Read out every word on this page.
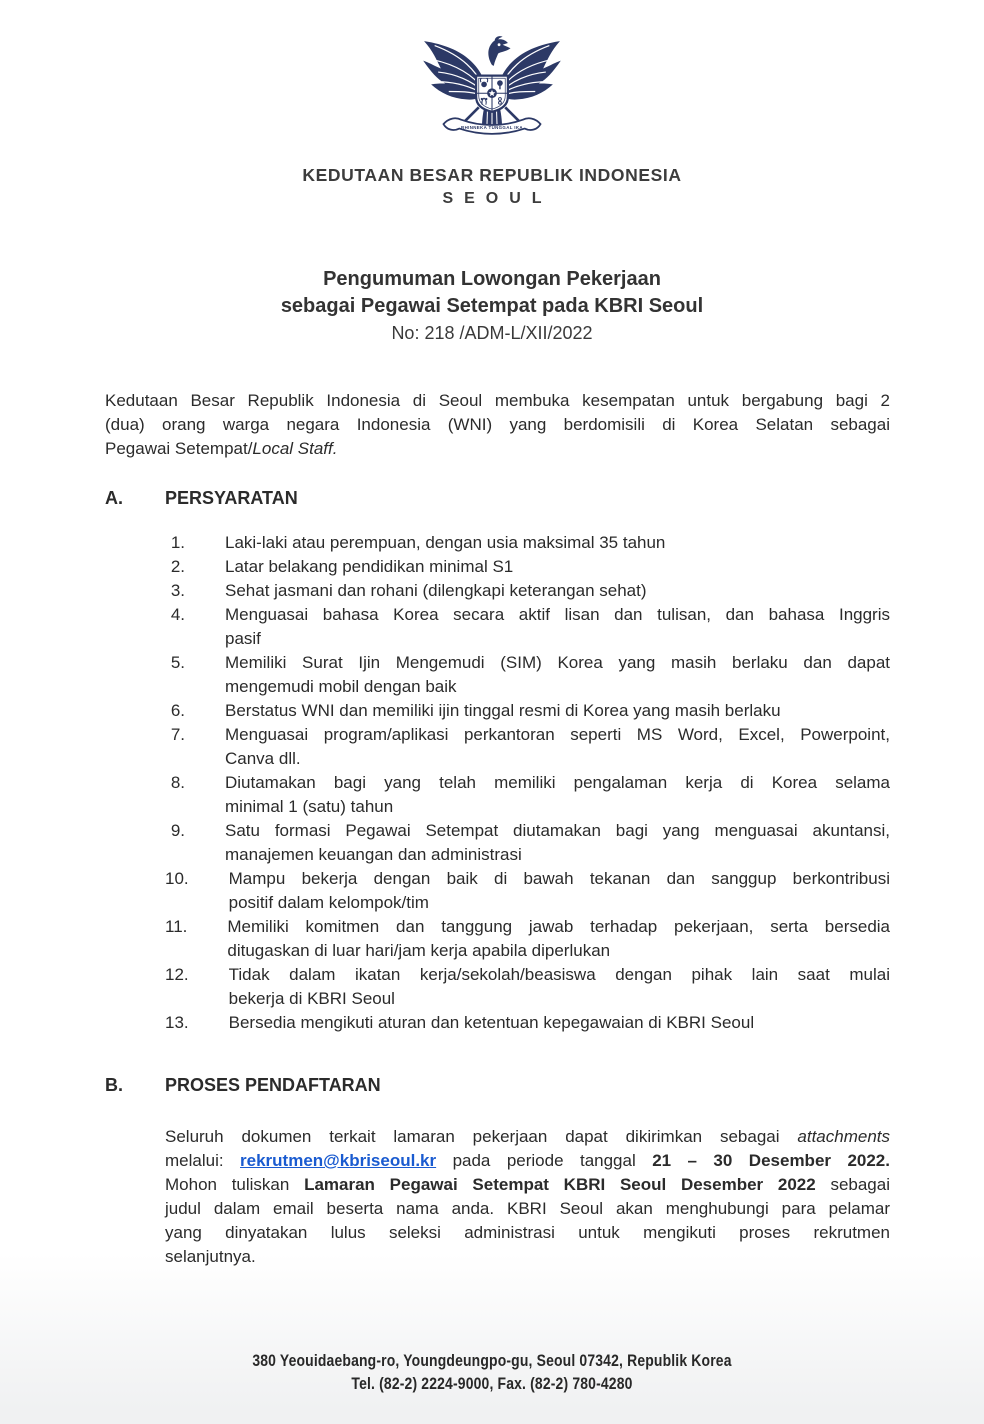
BHINNEKA TUNGGAL IKA
KEDUTAAN BESAR REPUBLIK INDONESIA
SEOUL
Pengumuman Lowongan Pekerjaan
sebagai Pegawai Setempat pada KBRI Seoul
No: 218 /ADM-L/XII/2022
Kedutaan Besar Republik Indonesia di Seoul membuka kesempatan untuk bergabung bagi 2
(dua) orang warga negara Indonesia (WNI) yang berdomisili di Korea Selatan sebagai
Pegawai Setempat/Local Staff.
A.	PERSYARATAN
1. Laki-laki atau perempuan, dengan usia maksimal 35 tahun
2. Latar belakang pendidikan minimal S1
3. Sehat jasmani dan rohani (dilengkapi keterangan sehat)
4. Menguasai bahasa Korea secara aktif lisan dan tulisan, dan bahasa Inggris
pasif
5. Memiliki Surat Ijin Mengemudi (SIM) Korea yang masih berlaku dan dapat
mengemudi mobil dengan baik
6. Berstatus WNI dan memiliki ijin tinggal resmi di Korea yang masih berlaku
7. Menguasai program/aplikasi perkantoran seperti MS Word, Excel, Powerpoint,
Canva dll.
8. Diutamakan bagi yang telah memiliki pengalaman kerja di Korea selama
minimal 1 (satu) tahun
9. Satu formasi Pegawai Setempat diutamakan bagi yang menguasai akuntansi,
manajemen keuangan dan administrasi
10. Mampu bekerja dengan baik di bawah tekanan dan sanggup berkontribusi
positif dalam kelompok/tim
11. Memiliki komitmen dan tanggung jawab terhadap pekerjaan, serta bersedia
ditugaskan di luar hari/jam kerja apabila diperlukan
12. Tidak dalam ikatan kerja/sekolah/beasiswa dengan pihak lain saat mulai
bekerja di KBRI Seoul
13. Bersedia mengikuti aturan dan ketentuan kepegawaian di KBRI Seoul
B.	PROSES PENDAFTARAN
Seluruh dokumen terkait lamaran pekerjaan dapat dikirimkan sebagai attachments
melalui: rekrutmen@kbriseoul.kr pada periode tanggal 21 – 30 Desember 2022.
Mohon tuliskan Lamaran Pegawai Setempat KBRI Seoul Desember 2022 sebagai
judul dalam email beserta nama anda. KBRI Seoul akan menghubungi para pelamar
yang dinyatakan lulus seleksi administrasi untuk mengikuti proses rekrutmen
selanjutnya.
380 Yeouidaebang-ro, Youngdeungpo-gu, Seoul 07342, Republik Korea
Tel. (82-2) 2224-9000, Fax. (82-2) 780-4280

-------

Show every line in the records above that contains the word "bekerja".

◆ THE SOLUTION
10. Mampu bekerja dengan baik di bawah tekanan dan sanggup berkontribusi
bekerja di KBRI Seoul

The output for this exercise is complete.